• _Stated exercise_
Exact repetition is required: output every record in full.

• _Recorded data_

====

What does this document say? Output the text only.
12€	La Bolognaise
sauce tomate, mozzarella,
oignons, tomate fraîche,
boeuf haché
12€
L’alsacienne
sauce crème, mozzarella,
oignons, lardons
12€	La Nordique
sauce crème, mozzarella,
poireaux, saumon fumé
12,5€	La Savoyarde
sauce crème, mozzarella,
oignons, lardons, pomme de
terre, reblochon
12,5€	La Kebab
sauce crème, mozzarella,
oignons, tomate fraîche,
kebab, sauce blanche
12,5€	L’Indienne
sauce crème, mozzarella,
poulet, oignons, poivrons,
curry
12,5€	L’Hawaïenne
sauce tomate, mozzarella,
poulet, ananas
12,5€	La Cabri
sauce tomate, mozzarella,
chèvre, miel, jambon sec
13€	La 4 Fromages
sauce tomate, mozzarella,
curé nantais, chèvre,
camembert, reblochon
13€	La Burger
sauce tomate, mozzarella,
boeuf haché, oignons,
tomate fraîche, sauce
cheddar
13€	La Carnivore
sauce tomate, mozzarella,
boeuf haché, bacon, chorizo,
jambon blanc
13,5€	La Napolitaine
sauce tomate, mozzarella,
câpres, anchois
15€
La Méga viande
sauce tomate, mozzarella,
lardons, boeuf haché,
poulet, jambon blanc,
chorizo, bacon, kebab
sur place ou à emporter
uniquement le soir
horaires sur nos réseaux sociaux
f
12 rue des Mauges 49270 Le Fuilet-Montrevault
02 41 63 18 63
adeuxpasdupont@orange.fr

====

• _Reply_
What does this document say? Output the text only.
12€	La Bolognaise
sauce tomate, mozzarella,
oignons, tomate fraîche,
boeuf haché
12€
L’alsacienne
sauce crème, mozzarella,
oignons, lardons
12€	La Nordique
sauce crème, mozzarella,
poireaux, saumon fumé
12,5€	La Savoyarde
sauce crème, mozzarella,
oignons, lardons, pomme de
terre, reblochon
12,5€	La Kebab
sauce crème, mozzarella,
oignons, tomate fraîche,
kebab, sauce blanche
12,5€	L’Indienne
sauce crème, mozzarella,
poulet, oignons, poivrons,
curry
12,5€	L’Hawaïenne
sauce tomate, mozzarella,
poulet, ananas
12,5€	La Cabri
sauce tomate, mozzarella,
chèvre, miel, jambon sec
13€	La 4 Fromages
sauce tomate, mozzarella,
curé nantais, chèvre,
camembert, reblochon
13€	La Burger
sauce tomate, mozzarella,
boeuf haché, oignons,
tomate fraîche, sauce
cheddar
13€	La Carnivore
sauce tomate, mozzarella,
boeuf haché, bacon, chorizo,
jambon blanc
13,5€	La Napolitaine
sauce tomate, mozzarella,
câpres, anchois
15€
La Méga viande
sauce tomate, mozzarella,
lardons, boeuf haché,
poulet, jambon blanc,
chorizo, bacon, kebab
sur place ou à emporter
uniquement le soir
horaires sur nos réseaux sociaux
f
12 rue des Mauges 49270 Le Fuilet-Montrevault
02 41 63 18 63
adeuxpasdupont@orange.fr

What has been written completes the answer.